__Entries__
^^^^^^^^^^^^^^^^

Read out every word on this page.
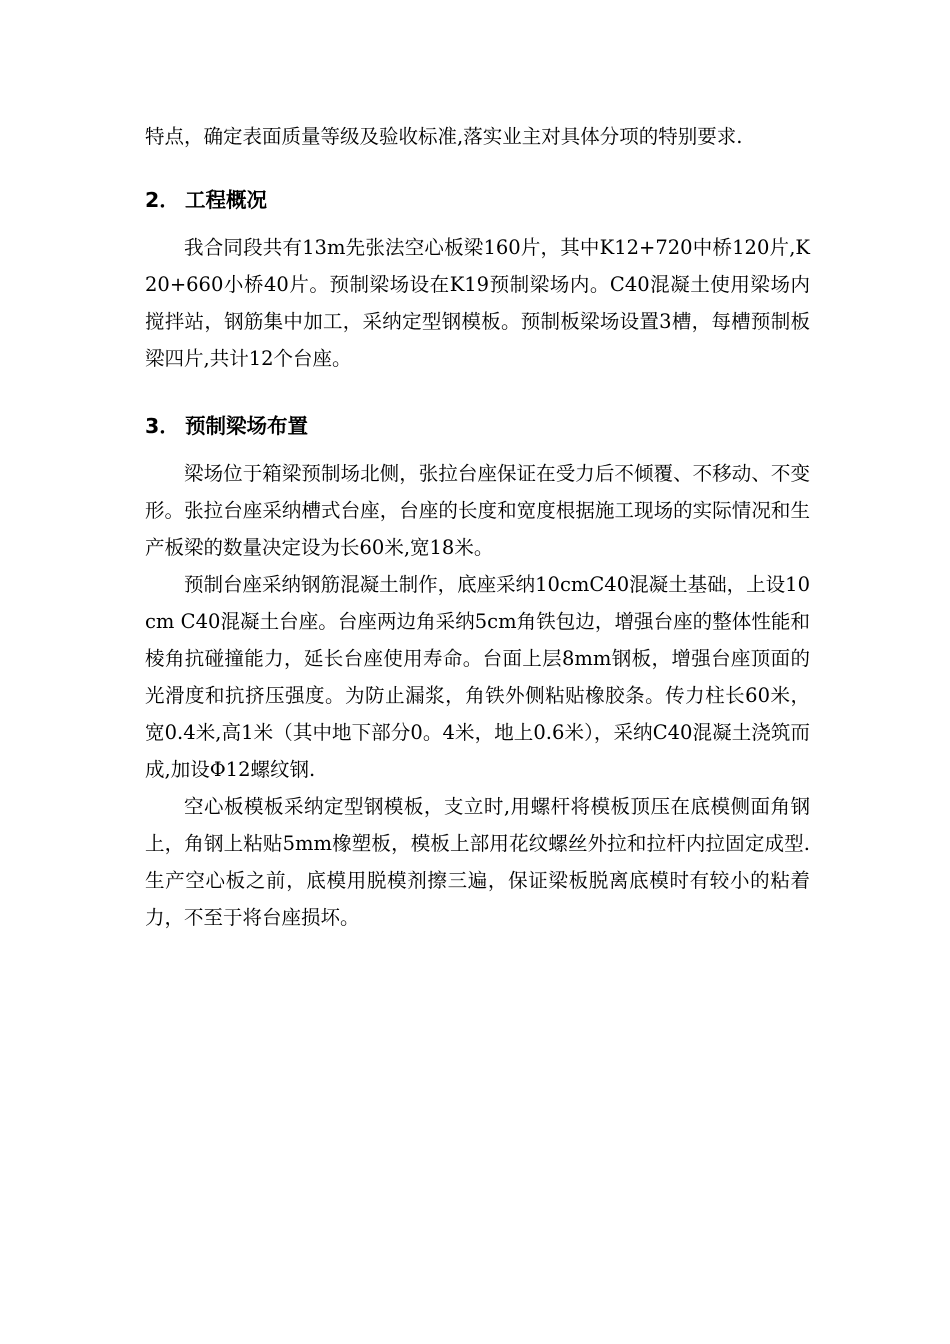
特点，确定表面质量等级及验收标准,落实业主对具体分项的特别要求.

2． 工程概况

我合同段共有13m先张法空心板梁160片，其中K12+720中桥120片,K20+660小桥40片。预制梁场设在K19预制梁场内。C40混凝土使用梁场内搅拌站，钢筋集中加工，采纳定型钢模板。预制板梁场设置3槽，每槽预制板梁四片,共计12个台座。

3． 预制梁场布置

梁场位于箱梁预制场北侧，张拉台座保证在受力后不倾覆、不移动、不变形。张拉台座采纳槽式台座，台座的长度和宽度根据施工现场的实际情况和生产板梁的数量决定设为长60米,宽18米。

预制台座采纳钢筋混凝土制作，底座采纳10cmC40混凝土基础，上设10cm C40混凝土台座。台座两边角采纳5cm角铁包边，增强台座的整体性能和棱角抗碰撞能力，延长台座使用寿命。台面上层8mm钢板，增强台座顶面的光滑度和抗挤压强度。为防止漏浆，角铁外侧粘贴橡胶条。传力柱长60米，宽0.4米,高1米（其中地下部分0。4米，地上0.6米），采纳C40混凝土浇筑而成,加设Φ12螺纹钢.

空心板模板采纳定型钢模板，支立时,用螺杆将模板顶压在底模侧面角钢上，角钢上粘贴5mm橡塑板，模板上部用花纹螺丝外拉和拉杆内拉固定成型.生产空心板之前，底模用脱模剂擦三遍，保证梁板脱离底模时有较小的粘着力，不至于将台座损坏。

^^^^^^^^^^^^^^^^

__What needs to be done__
The material above holds pictures; copy everything else in it exactly.

__Solution to this task__
Read out every word on this page.
特点，确定表面质量等级及验收标准,落实业主对具体分项的特别要求.

2． 工程概况

我合同段共有13m先张法空心板梁160片，其中K12+720中桥120片,K20+660小桥40片。预制梁场设在K19预制梁场内。C40混凝土使用梁场内搅拌站，钢筋集中加工，采纳定型钢模板。预制板梁场设置3槽，每槽预制板梁四片,共计12个台座。

3． 预制梁场布置

梁场位于箱梁预制场北侧，张拉台座保证在受力后不倾覆、不移动、不变形。张拉台座采纳槽式台座，台座的长度和宽度根据施工现场的实际情况和生产板梁的数量决定设为长60米,宽18米。

预制台座采纳钢筋混凝土制作，底座采纳10cmC40混凝土基础，上设10cm C40混凝土台座。台座两边角采纳5cm角铁包边，增强台座的整体性能和棱角抗碰撞能力，延长台座使用寿命。台面上层8mm钢板，增强台座顶面的光滑度和抗挤压强度。为防止漏浆，角铁外侧粘贴橡胶条。传力柱长60米，宽0.4米,高1米（其中地下部分0。4米，地上0.6米），采纳C40混凝土浇筑而成,加设Φ12螺纹钢.

空心板模板采纳定型钢模板，支立时,用螺杆将模板顶压在底模侧面角钢上，角钢上粘贴5mm橡塑板，模板上部用花纹螺丝外拉和拉杆内拉固定成型.生产空心板之前，底模用脱模剂擦三遍，保证梁板脱离底模时有较小的粘着力，不至于将台座损坏。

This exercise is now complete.